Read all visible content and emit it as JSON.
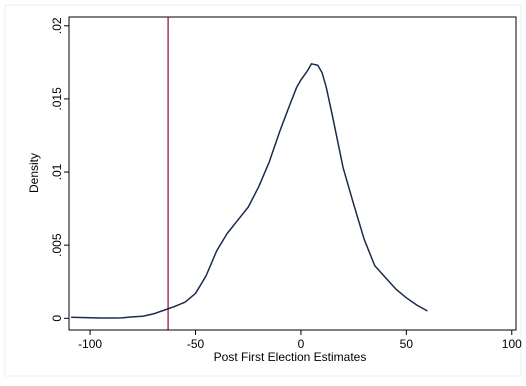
{
  "chart_data": {
    "type": "line",
    "title": "",
    "xlabel": "Post First Election Estimates",
    "ylabel": "Density",
    "xlim": [
      -110,
      102
    ],
    "ylim": [
      -0.0008,
      0.0206
    ],
    "x_ticks": [
      -100,
      -50,
      0,
      50,
      100
    ],
    "y_ticks": [
      0,
      0.005,
      0.01,
      0.015,
      0.02
    ],
    "x_tick_labels": [
      "-100",
      "-50",
      "0",
      "50",
      "100"
    ],
    "y_tick_labels": [
      "0",
      ".005",
      ".01",
      ".015",
      ".02"
    ],
    "grid": false,
    "legend": "none",
    "series": [
      {
        "color": "#1a2b4c",
        "x": [
          -109,
          -100,
          -95,
          -90,
          -85,
          -80,
          -75,
          -70,
          -65,
          -60,
          -55,
          -50,
          -45,
          -40,
          -35,
          -30,
          -25,
          -20,
          -15,
          -10,
          -5,
          -2,
          0,
          3,
          5,
          8,
          10,
          12,
          15,
          20,
          25,
          30,
          35,
          40,
          45,
          50,
          55,
          60
        ],
        "values": [
          7e-05,
          4e-05,
          2e-05,
          2e-05,
          3e-05,
          0.0001,
          0.00014,
          0.0003,
          0.00055,
          0.0008,
          0.0011,
          0.0017,
          0.0029,
          0.0046,
          0.0058,
          0.0067,
          0.0076,
          0.009,
          0.0107,
          0.0128,
          0.0147,
          0.0158,
          0.0163,
          0.0169,
          0.0174,
          0.0173,
          0.0168,
          0.0158,
          0.0138,
          0.0103,
          0.0078,
          0.0054,
          0.0036,
          0.0028,
          0.002,
          0.0014,
          0.0009,
          0.0005
        ]
      }
    ],
    "reference_line": {
      "x": -63,
      "color": "#a0154a"
    }
  }
}
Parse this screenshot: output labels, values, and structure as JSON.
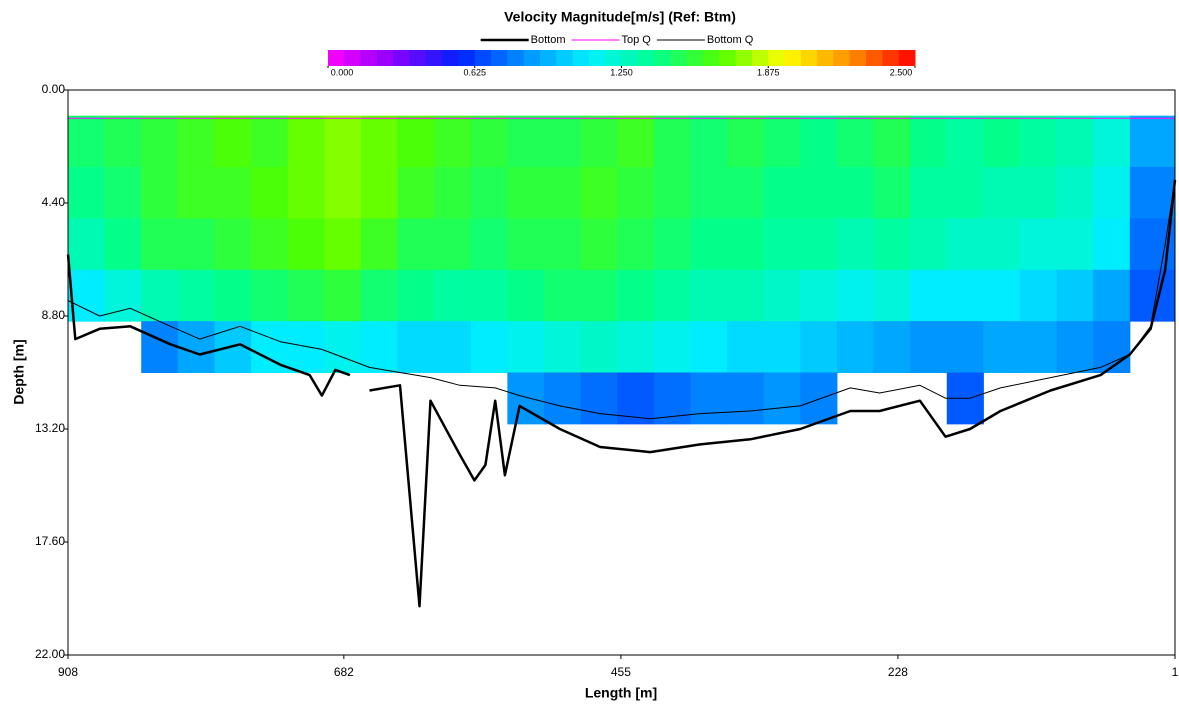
{
  "chart_data": {
    "type": "heatmap",
    "title": "Velocity Magnitude[m/s] (Ref: Btm)",
    "x_label": "Length [m]",
    "y_label": "Depth [m]",
    "xlim": [
      908,
      1
    ],
    "xticks": [
      908,
      682,
      455,
      228,
      1
    ],
    "ylim": [
      0,
      22
    ],
    "yticks": [
      {
        "value": 0,
        "label": "0.00"
      },
      {
        "value": 4.4,
        "label": "4.40"
      },
      {
        "value": 8.8,
        "label": "8.80"
      },
      {
        "value": 13.2,
        "label": "13.20"
      },
      {
        "value": 17.6,
        "label": "17.60"
      },
      {
        "value": 22,
        "label": "22.00"
      }
    ],
    "legend": "top",
    "colorbar": {
      "lim": [
        0,
        2.5
      ],
      "ticks": [
        {
          "value": 0,
          "label": "0.000"
        },
        {
          "value": 0.625,
          "label": "0.625"
        },
        {
          "value": 1.25,
          "label": "1.250"
        },
        {
          "value": 1.875,
          "label": "1.875"
        },
        {
          "value": 2.5,
          "label": "2.500"
        }
      ],
      "colors": [
        "#ff00ff",
        "#8a00ff",
        "#0020ff",
        "#0090ff",
        "#00f0ff",
        "#00ff90",
        "#50ff00",
        "#ffff00",
        "#ff9000",
        "#ff0000"
      ]
    },
    "heatmap": {
      "x_edges": [
        908,
        878,
        848,
        818,
        788,
        758,
        728,
        698,
        668,
        638,
        608,
        578,
        548,
        518,
        488,
        458,
        428,
        398,
        368,
        338,
        308,
        278,
        248,
        218,
        188,
        158,
        128,
        98,
        68,
        38,
        1
      ],
      "depth_edges": [
        1,
        3,
        5,
        7,
        9,
        11,
        13
      ],
      "values": [
        [
          1.45,
          1.5,
          1.55,
          1.6,
          1.65,
          1.6,
          1.7,
          1.75,
          1.7,
          1.65,
          1.6,
          1.55,
          1.5,
          1.5,
          1.55,
          1.6,
          1.5,
          1.45,
          1.5,
          1.45,
          1.4,
          1.45,
          1.5,
          1.4,
          1.35,
          1.4,
          1.35,
          1.3,
          1.2,
          0.9
        ],
        [
          1.4,
          1.45,
          1.55,
          1.6,
          1.6,
          1.65,
          1.7,
          1.75,
          1.7,
          1.6,
          1.55,
          1.5,
          1.55,
          1.55,
          1.6,
          1.55,
          1.5,
          1.45,
          1.45,
          1.4,
          1.4,
          1.4,
          1.45,
          1.35,
          1.35,
          1.3,
          1.3,
          1.25,
          1.15,
          0.8
        ],
        [
          1.3,
          1.4,
          1.5,
          1.5,
          1.55,
          1.6,
          1.65,
          1.7,
          1.6,
          1.5,
          1.5,
          1.45,
          1.5,
          1.5,
          1.55,
          1.5,
          1.45,
          1.4,
          1.4,
          1.35,
          1.35,
          1.3,
          1.35,
          1.3,
          1.25,
          1.25,
          1.2,
          1.2,
          1.1,
          0.75
        ],
        [
          1.1,
          1.2,
          1.3,
          1.35,
          1.4,
          1.45,
          1.5,
          1.55,
          1.45,
          1.4,
          1.35,
          1.35,
          1.4,
          1.45,
          1.45,
          1.4,
          1.35,
          1.3,
          1.3,
          1.25,
          1.2,
          1.15,
          1.2,
          1.1,
          1.1,
          1.1,
          1.05,
          1.0,
          0.9,
          0.7
        ],
        [
          null,
          null,
          0.8,
          0.9,
          1.0,
          1.1,
          1.1,
          1.15,
          1.1,
          1.05,
          1.05,
          1.1,
          1.15,
          1.2,
          1.25,
          1.2,
          1.15,
          1.1,
          1.05,
          1.05,
          1.0,
          0.95,
          0.9,
          0.85,
          0.85,
          0.9,
          0.9,
          0.85,
          0.8,
          null
        ],
        [
          null,
          null,
          null,
          null,
          null,
          null,
          null,
          null,
          null,
          null,
          null,
          null,
          0.85,
          0.8,
          0.75,
          0.7,
          0.75,
          0.8,
          0.8,
          0.85,
          0.8,
          null,
          null,
          null,
          0.7,
          null,
          null,
          null,
          null,
          null
        ]
      ]
    },
    "series": [
      {
        "name": "Bottom",
        "color": "#000000",
        "width": 2.5,
        "x": [
          908,
          902,
          882,
          857,
          824,
          800,
          767,
          734,
          710,
          700,
          689,
          677,
          669,
          661,
          636,
          620,
          611,
          587,
          575,
          566,
          558,
          550,
          538,
          505,
          472,
          431,
          390,
          349,
          308,
          267,
          243,
          210,
          189,
          169,
          144,
          103,
          62,
          38,
          21,
          9,
          1
        ],
        "values": [
          6.4,
          9.7,
          9.3,
          9.2,
          9.9,
          10.3,
          9.9,
          10.7,
          11.1,
          11.9,
          10.9,
          11.1,
          null,
          11.7,
          11.5,
          20.1,
          12.1,
          14.2,
          15.2,
          14.6,
          12.1,
          15.0,
          12.3,
          13.2,
          13.9,
          14.1,
          13.8,
          13.6,
          13.2,
          12.5,
          12.5,
          12.1,
          13.5,
          13.2,
          12.5,
          11.7,
          11.1,
          10.3,
          9.3,
          7.0,
          3.5
        ]
      },
      {
        "name": "Top Q",
        "color": "#ff00ff",
        "width": 1,
        "x": [
          908,
          1
        ],
        "values": [
          1.1,
          1.1
        ]
      },
      {
        "name": "Bottom Q",
        "color": "#000000",
        "width": 1,
        "x": [
          908,
          882,
          857,
          824,
          800,
          767,
          734,
          700,
          661,
          636,
          611,
          587,
          558,
          538,
          505,
          472,
          431,
          390,
          349,
          308,
          267,
          243,
          210,
          189,
          169,
          144,
          103,
          62,
          38,
          21,
          9,
          1
        ],
        "values": [
          8.2,
          8.8,
          8.5,
          9.2,
          9.7,
          9.2,
          9.8,
          10.1,
          10.8,
          11.0,
          11.2,
          11.5,
          11.6,
          11.9,
          12.3,
          12.6,
          12.8,
          12.6,
          12.5,
          12.3,
          11.6,
          11.8,
          11.5,
          12.0,
          12.0,
          11.6,
          11.2,
          10.8,
          10.3,
          9.2,
          6.0,
          3.5
        ]
      }
    ]
  }
}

*WRITTEN REQUEST*
Take every line from the data above that holds "JSON" and copy it out.

*THE RESPONSE*
Read all visible content and emit it as JSON.
Parse this screenshot: output labels, values, and structure as JSON.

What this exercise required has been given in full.